→ REQUEST
Draw out every line with the word "configure" from the listing below.

─── TASK DATA ───

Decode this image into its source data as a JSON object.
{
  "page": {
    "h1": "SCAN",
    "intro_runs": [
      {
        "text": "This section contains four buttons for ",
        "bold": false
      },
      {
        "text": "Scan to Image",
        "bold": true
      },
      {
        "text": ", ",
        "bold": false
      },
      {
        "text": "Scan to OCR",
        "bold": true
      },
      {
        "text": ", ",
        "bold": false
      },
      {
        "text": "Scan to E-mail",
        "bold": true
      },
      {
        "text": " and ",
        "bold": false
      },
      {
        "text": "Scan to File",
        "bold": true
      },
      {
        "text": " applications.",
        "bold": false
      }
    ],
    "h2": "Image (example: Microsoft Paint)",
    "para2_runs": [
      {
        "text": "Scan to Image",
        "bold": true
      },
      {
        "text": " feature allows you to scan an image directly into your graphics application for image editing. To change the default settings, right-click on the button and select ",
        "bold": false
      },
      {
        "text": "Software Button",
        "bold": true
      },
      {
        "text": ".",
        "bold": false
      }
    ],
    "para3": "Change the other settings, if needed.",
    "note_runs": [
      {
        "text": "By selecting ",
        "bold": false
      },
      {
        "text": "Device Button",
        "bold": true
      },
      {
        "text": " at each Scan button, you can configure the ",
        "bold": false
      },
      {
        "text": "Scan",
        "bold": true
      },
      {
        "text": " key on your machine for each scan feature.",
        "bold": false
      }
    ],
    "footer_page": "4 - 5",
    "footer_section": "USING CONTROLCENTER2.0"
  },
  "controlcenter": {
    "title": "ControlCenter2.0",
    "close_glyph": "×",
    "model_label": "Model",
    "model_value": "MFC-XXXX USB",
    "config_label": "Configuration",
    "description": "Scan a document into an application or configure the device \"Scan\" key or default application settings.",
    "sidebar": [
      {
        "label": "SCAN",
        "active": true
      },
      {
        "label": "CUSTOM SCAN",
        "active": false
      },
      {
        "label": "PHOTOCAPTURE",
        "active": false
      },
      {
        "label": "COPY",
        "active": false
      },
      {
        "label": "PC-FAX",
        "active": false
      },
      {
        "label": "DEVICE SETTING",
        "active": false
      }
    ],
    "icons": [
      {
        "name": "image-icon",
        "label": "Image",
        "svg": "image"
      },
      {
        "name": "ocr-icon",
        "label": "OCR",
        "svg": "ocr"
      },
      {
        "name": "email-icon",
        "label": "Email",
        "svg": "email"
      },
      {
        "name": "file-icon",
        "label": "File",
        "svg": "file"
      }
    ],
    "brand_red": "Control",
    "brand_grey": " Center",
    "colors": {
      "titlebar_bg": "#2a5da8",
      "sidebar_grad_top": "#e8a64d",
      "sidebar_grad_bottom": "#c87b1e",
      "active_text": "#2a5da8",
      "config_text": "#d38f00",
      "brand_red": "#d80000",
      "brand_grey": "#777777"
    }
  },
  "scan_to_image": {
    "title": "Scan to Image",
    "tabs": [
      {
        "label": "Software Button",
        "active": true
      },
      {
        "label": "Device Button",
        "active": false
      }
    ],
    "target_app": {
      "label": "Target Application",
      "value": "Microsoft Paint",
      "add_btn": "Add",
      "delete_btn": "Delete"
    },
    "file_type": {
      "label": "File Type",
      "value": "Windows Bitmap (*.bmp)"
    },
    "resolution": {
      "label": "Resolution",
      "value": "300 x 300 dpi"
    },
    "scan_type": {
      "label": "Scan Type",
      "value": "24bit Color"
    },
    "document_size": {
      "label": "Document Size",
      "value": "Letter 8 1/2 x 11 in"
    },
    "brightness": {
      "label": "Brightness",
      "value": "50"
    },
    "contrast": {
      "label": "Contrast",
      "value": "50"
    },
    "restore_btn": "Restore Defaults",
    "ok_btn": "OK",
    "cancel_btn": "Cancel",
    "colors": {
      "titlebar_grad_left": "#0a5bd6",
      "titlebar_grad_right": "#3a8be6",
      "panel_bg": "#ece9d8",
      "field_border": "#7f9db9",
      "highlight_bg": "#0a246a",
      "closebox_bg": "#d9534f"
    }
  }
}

───

→ WRITTEN REPLY
        "text": " at each Scan button, you can configure the ",
    "description": "Scan a document into an application or configure the device \"Scan\" key or default application settings.",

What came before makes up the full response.